--- begin ---

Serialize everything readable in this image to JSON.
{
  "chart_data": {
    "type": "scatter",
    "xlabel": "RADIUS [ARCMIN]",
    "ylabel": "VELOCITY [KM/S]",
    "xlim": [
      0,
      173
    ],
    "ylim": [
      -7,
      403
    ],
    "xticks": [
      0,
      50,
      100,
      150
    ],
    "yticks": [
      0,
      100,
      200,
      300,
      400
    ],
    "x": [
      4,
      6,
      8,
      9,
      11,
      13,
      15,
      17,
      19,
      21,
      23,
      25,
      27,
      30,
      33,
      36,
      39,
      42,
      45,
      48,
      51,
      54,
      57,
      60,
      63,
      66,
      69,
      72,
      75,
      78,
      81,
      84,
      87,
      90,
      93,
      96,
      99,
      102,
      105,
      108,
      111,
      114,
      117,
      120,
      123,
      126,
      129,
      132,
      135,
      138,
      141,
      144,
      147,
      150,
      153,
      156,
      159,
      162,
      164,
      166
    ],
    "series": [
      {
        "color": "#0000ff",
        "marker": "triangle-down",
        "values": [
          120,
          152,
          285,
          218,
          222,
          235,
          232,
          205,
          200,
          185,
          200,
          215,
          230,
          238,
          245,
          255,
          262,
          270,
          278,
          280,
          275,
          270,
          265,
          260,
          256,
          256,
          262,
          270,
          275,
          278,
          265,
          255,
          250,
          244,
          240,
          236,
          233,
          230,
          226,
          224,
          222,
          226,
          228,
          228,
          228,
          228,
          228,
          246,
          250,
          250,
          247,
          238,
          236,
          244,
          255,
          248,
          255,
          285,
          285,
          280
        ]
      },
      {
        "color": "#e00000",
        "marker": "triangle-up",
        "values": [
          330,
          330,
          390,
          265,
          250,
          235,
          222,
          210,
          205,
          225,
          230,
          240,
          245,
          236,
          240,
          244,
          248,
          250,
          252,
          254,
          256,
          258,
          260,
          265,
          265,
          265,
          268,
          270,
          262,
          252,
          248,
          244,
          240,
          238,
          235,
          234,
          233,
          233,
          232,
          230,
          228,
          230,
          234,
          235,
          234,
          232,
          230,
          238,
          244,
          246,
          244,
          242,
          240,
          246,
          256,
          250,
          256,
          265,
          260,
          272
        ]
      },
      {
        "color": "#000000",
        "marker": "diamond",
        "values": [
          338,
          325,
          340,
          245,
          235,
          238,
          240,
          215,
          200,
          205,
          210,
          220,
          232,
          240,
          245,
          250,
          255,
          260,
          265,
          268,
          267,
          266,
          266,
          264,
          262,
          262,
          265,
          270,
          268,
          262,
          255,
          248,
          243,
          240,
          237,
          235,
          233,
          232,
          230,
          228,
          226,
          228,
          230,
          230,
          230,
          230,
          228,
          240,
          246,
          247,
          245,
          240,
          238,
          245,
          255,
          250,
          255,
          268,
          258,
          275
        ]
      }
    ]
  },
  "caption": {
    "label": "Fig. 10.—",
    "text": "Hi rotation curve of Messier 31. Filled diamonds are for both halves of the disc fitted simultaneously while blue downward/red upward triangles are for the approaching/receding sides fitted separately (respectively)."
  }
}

--- end ---

**TO BE DONE**
Isolate the lines that hold the word "color" and copy all of them.

**OUTPUT BELOW**
        "color": "#0000ff",
        "color": "#e00000",
        "color": "#000000",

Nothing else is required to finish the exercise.